Lift out all lines below that contain "content".

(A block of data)
• • • • •
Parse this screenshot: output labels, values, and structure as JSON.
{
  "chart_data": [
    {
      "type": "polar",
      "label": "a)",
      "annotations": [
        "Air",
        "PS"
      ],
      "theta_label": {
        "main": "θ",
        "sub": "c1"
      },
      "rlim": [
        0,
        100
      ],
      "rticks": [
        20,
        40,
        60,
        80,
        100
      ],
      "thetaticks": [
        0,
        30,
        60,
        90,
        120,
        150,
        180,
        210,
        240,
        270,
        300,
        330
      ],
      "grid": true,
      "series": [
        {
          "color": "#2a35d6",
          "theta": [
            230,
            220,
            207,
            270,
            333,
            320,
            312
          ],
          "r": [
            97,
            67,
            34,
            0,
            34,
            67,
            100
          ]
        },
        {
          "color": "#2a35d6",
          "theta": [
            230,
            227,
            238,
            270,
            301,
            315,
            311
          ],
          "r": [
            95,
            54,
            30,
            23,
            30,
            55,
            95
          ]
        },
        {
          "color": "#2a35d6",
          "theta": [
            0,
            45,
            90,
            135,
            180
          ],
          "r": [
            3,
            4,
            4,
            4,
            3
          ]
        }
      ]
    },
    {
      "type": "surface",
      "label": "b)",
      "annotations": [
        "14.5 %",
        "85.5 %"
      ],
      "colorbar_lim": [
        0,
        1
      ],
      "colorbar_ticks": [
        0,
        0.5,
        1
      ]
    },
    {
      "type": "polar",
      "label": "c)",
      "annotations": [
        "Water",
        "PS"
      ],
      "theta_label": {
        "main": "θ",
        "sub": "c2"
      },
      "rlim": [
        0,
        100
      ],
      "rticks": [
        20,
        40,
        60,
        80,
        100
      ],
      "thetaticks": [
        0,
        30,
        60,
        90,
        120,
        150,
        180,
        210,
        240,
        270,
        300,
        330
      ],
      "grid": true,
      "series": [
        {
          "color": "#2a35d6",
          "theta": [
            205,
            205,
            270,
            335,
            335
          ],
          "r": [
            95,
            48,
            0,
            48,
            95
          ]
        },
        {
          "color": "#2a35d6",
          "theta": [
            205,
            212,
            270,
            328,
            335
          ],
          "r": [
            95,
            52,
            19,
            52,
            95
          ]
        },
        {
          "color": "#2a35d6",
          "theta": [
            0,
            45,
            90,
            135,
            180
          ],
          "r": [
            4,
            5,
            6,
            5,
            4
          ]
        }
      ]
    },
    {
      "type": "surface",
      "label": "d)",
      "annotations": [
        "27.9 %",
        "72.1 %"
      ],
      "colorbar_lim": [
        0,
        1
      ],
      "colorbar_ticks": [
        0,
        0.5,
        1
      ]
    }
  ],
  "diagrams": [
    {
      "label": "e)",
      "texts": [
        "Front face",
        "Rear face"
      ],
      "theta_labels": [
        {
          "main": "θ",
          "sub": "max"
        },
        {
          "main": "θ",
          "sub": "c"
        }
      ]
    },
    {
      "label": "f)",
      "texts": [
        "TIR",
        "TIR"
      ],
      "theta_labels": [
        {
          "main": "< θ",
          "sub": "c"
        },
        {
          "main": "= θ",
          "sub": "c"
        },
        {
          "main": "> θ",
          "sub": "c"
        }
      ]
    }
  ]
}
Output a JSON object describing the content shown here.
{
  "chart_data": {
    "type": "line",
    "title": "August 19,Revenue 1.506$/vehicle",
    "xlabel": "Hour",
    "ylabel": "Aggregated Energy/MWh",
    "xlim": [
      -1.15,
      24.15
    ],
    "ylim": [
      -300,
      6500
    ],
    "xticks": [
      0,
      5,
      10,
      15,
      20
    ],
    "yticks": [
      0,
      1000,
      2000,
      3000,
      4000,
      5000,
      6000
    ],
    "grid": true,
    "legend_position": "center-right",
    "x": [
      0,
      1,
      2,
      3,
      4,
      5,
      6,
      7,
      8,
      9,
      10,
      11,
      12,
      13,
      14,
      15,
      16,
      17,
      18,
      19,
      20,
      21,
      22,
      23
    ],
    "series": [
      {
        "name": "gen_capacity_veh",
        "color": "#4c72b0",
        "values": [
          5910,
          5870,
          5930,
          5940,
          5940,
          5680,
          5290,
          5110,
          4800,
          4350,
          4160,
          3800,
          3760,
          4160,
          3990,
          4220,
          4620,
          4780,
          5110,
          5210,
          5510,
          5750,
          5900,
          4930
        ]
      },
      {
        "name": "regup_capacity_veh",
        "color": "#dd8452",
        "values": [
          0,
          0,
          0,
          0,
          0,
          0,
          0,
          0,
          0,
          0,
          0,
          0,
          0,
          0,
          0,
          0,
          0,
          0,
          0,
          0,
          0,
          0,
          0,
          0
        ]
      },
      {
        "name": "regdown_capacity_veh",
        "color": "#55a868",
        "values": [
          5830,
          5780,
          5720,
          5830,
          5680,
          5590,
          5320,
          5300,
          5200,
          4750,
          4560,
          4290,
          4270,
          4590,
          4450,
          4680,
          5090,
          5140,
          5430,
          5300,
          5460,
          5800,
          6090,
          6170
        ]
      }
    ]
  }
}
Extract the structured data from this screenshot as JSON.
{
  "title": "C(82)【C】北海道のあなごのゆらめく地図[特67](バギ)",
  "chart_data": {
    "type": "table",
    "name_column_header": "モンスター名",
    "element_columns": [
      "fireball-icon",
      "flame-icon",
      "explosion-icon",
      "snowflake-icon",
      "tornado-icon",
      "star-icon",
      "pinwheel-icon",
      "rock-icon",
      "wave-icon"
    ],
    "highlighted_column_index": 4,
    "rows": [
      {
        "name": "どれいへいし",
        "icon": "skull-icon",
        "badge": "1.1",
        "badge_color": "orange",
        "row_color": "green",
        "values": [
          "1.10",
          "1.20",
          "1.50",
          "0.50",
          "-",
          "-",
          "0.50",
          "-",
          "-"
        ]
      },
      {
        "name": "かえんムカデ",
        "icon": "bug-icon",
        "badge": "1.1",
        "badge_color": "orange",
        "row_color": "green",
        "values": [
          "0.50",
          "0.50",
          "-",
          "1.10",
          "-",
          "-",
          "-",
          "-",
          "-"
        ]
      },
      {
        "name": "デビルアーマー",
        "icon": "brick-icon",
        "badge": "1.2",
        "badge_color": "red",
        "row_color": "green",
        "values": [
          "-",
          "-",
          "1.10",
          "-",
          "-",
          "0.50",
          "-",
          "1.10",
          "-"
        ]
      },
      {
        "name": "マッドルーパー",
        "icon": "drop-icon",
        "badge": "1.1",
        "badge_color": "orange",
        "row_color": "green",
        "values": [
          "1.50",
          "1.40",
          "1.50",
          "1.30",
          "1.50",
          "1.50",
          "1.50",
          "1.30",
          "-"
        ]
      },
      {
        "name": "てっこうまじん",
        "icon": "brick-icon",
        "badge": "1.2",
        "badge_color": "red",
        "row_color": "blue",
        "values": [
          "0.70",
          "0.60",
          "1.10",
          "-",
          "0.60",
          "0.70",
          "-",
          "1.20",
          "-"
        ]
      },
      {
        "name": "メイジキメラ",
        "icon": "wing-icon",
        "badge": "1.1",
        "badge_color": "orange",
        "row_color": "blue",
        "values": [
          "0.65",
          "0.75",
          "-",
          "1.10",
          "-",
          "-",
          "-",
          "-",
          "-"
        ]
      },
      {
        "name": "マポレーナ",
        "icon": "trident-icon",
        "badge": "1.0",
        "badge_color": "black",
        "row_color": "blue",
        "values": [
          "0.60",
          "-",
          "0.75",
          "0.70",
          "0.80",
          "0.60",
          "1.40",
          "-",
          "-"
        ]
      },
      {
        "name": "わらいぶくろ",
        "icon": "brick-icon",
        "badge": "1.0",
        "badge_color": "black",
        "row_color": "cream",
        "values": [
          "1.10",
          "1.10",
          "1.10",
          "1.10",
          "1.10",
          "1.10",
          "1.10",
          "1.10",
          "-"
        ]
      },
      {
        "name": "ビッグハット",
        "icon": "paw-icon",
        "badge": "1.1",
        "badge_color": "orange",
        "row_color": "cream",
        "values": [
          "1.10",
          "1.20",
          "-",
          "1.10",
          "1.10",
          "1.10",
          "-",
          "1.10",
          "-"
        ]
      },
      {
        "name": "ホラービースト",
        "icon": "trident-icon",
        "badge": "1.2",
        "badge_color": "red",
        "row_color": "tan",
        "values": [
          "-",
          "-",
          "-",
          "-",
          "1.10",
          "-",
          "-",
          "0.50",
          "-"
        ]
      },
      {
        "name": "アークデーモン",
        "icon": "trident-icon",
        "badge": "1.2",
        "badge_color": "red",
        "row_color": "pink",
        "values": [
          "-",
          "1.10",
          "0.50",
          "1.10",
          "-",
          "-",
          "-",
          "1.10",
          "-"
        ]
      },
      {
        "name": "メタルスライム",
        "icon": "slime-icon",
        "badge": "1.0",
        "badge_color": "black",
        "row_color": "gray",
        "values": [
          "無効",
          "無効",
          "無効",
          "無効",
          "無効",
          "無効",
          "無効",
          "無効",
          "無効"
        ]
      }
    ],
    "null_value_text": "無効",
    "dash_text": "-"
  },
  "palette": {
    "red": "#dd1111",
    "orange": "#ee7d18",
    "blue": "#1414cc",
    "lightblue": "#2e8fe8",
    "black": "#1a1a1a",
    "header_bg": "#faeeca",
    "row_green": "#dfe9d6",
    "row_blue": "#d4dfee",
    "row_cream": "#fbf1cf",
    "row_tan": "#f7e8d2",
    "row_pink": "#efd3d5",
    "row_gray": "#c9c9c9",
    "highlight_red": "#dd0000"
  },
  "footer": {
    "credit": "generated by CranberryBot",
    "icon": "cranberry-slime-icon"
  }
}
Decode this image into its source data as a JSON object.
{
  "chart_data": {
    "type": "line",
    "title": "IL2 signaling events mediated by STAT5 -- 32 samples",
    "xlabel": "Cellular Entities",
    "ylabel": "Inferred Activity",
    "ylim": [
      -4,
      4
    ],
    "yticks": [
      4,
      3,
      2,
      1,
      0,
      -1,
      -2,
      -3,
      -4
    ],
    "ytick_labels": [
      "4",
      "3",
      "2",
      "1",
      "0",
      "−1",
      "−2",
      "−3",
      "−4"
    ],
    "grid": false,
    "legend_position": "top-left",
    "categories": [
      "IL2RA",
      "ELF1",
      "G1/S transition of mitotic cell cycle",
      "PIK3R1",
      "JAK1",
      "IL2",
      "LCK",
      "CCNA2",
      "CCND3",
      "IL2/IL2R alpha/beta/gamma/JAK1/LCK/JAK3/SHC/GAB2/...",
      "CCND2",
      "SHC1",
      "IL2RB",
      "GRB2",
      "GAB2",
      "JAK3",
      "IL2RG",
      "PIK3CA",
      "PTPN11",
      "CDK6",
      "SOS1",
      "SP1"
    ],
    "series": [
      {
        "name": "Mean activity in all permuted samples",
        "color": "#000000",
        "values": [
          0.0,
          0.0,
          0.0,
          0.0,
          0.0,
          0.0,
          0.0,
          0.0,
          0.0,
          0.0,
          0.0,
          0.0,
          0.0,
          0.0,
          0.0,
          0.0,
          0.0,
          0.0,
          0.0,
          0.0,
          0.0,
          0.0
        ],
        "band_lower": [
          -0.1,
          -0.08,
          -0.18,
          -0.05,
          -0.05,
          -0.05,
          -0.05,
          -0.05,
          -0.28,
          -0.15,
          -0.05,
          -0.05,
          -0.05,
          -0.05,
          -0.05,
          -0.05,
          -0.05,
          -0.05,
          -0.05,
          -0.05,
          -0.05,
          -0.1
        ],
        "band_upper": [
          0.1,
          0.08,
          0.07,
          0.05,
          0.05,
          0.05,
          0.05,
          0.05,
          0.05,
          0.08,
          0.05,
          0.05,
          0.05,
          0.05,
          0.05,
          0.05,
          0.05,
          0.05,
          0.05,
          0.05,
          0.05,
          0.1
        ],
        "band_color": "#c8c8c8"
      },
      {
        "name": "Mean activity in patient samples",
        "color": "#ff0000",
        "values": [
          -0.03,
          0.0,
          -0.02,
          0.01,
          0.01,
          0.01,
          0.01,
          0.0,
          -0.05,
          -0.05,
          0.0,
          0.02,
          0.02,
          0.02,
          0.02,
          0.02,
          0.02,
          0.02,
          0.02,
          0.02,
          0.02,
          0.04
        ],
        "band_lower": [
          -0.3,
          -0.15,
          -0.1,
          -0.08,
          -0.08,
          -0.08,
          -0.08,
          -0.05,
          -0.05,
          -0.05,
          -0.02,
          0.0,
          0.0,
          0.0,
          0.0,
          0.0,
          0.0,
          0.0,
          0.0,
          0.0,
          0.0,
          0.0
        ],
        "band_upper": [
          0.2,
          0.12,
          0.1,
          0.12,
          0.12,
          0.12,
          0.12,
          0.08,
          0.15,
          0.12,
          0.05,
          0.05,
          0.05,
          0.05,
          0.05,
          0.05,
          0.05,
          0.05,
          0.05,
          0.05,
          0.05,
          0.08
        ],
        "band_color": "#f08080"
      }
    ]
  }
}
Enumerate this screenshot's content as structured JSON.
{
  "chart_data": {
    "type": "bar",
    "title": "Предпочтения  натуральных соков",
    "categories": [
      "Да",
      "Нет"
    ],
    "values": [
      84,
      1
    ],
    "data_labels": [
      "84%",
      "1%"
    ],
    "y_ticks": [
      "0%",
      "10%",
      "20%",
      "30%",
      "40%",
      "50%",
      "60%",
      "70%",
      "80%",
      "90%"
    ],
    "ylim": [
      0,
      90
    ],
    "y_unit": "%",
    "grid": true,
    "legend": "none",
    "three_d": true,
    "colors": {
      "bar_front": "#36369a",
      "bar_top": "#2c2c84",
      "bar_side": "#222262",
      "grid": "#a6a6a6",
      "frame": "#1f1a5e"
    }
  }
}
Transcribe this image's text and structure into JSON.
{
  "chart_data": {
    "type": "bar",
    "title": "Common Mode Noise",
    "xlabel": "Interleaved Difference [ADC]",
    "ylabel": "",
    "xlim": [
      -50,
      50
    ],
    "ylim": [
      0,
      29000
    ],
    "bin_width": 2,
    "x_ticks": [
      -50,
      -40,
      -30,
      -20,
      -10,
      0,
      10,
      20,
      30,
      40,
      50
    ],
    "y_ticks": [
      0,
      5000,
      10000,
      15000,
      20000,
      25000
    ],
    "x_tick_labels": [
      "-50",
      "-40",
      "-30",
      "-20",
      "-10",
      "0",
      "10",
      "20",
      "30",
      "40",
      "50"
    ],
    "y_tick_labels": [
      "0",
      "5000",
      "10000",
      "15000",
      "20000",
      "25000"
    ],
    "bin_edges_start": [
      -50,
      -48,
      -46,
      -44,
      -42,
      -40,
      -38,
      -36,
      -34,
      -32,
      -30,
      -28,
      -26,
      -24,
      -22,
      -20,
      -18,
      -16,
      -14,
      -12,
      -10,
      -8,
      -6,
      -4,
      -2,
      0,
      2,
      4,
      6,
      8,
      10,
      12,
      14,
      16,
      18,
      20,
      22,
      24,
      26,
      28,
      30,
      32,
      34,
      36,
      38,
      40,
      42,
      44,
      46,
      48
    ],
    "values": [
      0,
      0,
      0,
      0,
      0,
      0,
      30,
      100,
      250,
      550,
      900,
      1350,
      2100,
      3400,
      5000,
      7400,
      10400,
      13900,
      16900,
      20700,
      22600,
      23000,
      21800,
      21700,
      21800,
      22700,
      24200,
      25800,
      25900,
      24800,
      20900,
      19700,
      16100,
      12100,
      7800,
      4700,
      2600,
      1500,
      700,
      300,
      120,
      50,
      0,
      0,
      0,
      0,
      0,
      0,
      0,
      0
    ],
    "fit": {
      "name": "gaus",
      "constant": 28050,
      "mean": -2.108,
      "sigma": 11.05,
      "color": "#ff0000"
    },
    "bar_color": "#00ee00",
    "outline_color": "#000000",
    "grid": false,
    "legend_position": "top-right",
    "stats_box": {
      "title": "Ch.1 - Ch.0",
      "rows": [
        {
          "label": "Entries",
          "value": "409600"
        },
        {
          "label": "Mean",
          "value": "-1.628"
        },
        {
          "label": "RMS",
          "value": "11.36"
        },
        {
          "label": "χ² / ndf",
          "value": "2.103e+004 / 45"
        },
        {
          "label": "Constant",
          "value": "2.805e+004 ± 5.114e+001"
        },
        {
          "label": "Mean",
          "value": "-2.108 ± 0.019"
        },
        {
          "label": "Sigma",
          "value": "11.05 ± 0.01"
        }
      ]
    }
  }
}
• • • • •
* THE RESULT
Output a JSON object describing the content shown here.
Enumerate this screenshot's content as structured JSON.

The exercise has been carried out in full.